**Given exercise**
Copy out each line below exactly as it appears.

**Extracted entries**
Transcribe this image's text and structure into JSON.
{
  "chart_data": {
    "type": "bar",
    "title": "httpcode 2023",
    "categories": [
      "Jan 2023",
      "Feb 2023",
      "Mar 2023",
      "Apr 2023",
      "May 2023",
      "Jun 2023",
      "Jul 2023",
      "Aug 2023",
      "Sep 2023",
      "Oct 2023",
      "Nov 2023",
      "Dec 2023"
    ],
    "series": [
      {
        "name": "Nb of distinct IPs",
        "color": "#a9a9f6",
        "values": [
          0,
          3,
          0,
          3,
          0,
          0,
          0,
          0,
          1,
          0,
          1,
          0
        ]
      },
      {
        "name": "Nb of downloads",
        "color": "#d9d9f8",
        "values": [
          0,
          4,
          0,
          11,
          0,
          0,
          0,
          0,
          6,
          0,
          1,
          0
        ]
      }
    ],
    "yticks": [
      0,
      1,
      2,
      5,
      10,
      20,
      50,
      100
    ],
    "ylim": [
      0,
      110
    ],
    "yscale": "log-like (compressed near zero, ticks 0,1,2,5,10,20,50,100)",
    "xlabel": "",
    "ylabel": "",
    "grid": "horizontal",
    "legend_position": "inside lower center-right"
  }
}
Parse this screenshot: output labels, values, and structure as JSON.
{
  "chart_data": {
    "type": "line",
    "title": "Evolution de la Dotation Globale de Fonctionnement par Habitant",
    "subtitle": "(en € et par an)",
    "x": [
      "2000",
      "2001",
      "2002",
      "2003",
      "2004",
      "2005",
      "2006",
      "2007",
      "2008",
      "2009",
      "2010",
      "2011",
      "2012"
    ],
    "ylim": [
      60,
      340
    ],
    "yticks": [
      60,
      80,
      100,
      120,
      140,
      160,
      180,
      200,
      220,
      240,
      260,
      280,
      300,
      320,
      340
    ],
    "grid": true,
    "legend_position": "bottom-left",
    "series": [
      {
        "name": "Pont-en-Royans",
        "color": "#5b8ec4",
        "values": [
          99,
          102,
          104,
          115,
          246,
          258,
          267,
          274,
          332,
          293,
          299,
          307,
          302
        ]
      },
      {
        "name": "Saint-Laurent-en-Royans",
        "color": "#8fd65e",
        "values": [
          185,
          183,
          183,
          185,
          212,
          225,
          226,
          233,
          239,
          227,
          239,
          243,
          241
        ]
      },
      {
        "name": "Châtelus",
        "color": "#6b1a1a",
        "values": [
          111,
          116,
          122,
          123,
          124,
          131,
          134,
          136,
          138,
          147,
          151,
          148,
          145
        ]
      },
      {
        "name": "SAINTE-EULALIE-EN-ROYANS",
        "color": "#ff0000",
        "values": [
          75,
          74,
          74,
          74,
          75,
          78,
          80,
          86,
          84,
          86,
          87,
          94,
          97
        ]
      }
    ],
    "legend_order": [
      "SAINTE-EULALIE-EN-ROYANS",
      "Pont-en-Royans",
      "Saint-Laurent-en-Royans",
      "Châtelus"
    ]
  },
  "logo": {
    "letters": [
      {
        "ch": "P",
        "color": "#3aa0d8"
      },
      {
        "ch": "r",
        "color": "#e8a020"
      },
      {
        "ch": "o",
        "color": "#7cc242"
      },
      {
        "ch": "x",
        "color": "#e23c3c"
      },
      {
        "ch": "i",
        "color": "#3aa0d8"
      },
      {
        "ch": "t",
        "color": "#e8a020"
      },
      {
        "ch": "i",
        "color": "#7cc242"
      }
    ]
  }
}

**Exercise output**
Transcribe this image's text and structure into JSON.
{
  "chart_data": {
    "type": "bar",
    "title": "httpcode 2023",
    "categories": [
      "Jan 2023",
      "Feb 2023",
      "Mar 2023",
      "Apr 2023",
      "May 2023",
      "Jun 2023",
      "Jul 2023",
      "Aug 2023",
      "Sep 2023",
      "Oct 2023",
      "Nov 2023",
      "Dec 2023"
    ],
    "series": [
      {
        "name": "Nb of distinct IPs",
        "color": "#a9a9f6",
        "values": [
          0,
          3,
          0,
          3,
          0,
          0,
          0,
          0,
          1,
          0,
          1,
          0
        ]
      },
      {
        "name": "Nb of downloads",
        "color": "#d9d9f8",
        "values": [
          0,
          4,
          0,
          11,
          0,
          0,
          0,
          0,
          6,
          0,
          1,
          0
        ]
      }
    ],
    "yticks": [
      0,
      1,
      2,
      5,
      10,
      20,
      50,
      100
    ],
    "ylim": [
      0,
      110
    ],
    "yscale": "log-like (compressed near zero, ticks 0,1,2,5,10,20,50,100)",
    "xlabel": "",
    "ylabel": "",
    "grid": "horizontal",
    "legend_position": "inside lower center-right"
  }
}
Parse this screenshot: output labels, values, and structure as JSON.
{
  "chart_data": {
    "type": "line",
    "title": "Evolution de la Dotation Globale de Fonctionnement par Habitant",
    "subtitle": "(en € et par an)",
    "x": [
      "2000",
      "2001",
      "2002",
      "2003",
      "2004",
      "2005",
      "2006",
      "2007",
      "2008",
      "2009",
      "2010",
      "2011",
      "2012"
    ],
    "ylim": [
      60,
      340
    ],
    "yticks": [
      60,
      80,
      100,
      120,
      140,
      160,
      180,
      200,
      220,
      240,
      260,
      280,
      300,
      320,
      340
    ],
    "grid": true,
    "legend_position": "bottom-left",
    "series": [
      {
        "name": "Pont-en-Royans",
        "color": "#5b8ec4",
        "values": [
          99,
          102,
          104,
          115,
          246,
          258,
          267,
          274,
          332,
          293,
          299,
          307,
          302
        ]
      },
      {
        "name": "Saint-Laurent-en-Royans",
        "color": "#8fd65e",
        "values": [
          185,
          183,
          183,
          185,
          212,
          225,
          226,
          233,
          239,
          227,
          239,
          243,
          241
        ]
      },
      {
        "name": "Châtelus",
        "color": "#6b1a1a",
        "values": [
          111,
          116,
          122,
          123,
          124,
          131,
          134,
          136,
          138,
          147,
          151,
          148,
          145
        ]
      },
      {
        "name": "SAINTE-EULALIE-EN-ROYANS",
        "color": "#ff0000",
        "values": [
          75,
          74,
          74,
          74,
          75,
          78,
          80,
          86,
          84,
          86,
          87,
          94,
          97
        ]
      }
    ],
    "legend_order": [
      "SAINTE-EULALIE-EN-ROYANS",
      "Pont-en-Royans",
      "Saint-Laurent-en-Royans",
      "Châtelus"
    ]
  },
  "logo": {
    "letters": [
      {
        "ch": "P",
        "color": "#3aa0d8"
      },
      {
        "ch": "r",
        "color": "#e8a020"
      },
      {
        "ch": "o",
        "color": "#7cc242"
      },
      {
        "ch": "x",
        "color": "#e23c3c"
      },
      {
        "ch": "i",
        "color": "#3aa0d8"
      },
      {
        "ch": "t",
        "color": "#e8a020"
      },
      {
        "ch": "i",
        "color": "#7cc242"
      }
    ]
  }
}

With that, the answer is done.